• _Your goal_
Check every line below for the word "Övervägande" and give only the number of lines where it appears.

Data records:
'''
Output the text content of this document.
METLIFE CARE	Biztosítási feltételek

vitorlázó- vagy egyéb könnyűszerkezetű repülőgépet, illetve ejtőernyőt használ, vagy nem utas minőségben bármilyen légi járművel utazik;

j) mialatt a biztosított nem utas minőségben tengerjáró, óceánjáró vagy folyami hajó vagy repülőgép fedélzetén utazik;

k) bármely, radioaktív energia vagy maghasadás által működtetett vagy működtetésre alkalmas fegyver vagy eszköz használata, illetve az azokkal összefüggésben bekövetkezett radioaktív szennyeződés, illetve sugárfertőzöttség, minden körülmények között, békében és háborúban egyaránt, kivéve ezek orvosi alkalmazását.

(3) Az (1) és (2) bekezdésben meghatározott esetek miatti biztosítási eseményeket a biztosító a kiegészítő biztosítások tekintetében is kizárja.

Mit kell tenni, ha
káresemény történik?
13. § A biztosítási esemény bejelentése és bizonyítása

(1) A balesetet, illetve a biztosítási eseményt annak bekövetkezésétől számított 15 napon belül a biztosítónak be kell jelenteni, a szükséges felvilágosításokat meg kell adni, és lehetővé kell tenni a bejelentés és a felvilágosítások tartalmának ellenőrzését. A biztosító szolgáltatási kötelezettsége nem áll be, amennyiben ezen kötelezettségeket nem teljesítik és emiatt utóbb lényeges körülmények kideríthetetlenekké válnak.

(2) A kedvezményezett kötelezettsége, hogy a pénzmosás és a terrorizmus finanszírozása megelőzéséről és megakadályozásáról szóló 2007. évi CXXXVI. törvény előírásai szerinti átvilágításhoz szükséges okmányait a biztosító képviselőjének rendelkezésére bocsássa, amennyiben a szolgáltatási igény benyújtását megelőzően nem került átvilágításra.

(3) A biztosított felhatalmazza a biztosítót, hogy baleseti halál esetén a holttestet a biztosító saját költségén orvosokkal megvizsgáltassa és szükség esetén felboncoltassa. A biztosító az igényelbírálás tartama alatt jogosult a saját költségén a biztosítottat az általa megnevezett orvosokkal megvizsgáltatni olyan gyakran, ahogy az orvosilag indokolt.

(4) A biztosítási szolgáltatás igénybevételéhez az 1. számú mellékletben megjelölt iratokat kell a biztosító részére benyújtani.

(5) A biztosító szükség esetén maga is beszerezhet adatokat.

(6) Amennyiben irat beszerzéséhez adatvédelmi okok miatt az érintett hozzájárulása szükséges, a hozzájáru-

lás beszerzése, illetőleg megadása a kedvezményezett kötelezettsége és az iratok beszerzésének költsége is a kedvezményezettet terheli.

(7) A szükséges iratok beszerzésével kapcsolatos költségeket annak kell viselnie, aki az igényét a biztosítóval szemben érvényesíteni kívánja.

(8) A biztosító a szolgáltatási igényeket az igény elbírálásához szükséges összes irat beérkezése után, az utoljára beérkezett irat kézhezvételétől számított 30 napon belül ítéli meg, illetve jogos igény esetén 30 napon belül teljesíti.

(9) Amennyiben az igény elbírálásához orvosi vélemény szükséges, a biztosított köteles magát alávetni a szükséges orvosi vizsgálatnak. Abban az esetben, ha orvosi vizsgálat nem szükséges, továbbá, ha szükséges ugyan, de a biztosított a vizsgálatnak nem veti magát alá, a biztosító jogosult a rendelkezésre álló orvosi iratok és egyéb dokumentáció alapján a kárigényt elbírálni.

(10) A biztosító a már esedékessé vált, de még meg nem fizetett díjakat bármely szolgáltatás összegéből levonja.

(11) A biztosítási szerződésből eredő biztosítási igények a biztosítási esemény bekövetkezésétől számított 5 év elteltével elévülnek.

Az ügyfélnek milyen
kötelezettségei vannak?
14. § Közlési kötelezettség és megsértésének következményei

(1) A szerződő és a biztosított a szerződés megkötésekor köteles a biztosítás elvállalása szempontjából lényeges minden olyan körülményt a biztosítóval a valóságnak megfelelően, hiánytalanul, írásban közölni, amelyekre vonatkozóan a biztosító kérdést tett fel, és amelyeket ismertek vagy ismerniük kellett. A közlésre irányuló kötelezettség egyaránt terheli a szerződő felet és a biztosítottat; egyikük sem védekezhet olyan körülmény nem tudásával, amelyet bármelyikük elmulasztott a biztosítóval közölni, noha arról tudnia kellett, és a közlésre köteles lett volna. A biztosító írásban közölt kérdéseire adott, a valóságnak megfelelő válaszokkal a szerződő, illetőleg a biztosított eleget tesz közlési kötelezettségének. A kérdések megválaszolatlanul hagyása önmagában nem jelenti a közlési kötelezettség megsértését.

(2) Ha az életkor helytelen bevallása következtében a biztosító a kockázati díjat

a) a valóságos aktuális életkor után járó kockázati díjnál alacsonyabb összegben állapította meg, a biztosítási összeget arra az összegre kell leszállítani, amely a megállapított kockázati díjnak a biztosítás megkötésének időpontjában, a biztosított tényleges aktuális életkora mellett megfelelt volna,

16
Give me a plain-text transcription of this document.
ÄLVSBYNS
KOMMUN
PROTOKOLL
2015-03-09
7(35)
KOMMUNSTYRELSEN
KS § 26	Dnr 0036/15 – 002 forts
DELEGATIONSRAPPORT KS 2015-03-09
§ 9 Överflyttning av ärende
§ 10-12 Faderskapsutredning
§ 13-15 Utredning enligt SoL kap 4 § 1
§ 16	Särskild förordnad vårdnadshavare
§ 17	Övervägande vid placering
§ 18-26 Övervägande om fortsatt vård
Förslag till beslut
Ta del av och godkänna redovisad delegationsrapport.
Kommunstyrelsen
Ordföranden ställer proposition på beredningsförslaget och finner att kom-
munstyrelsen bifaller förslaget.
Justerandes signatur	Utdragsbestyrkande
'''
• _Answer below_
2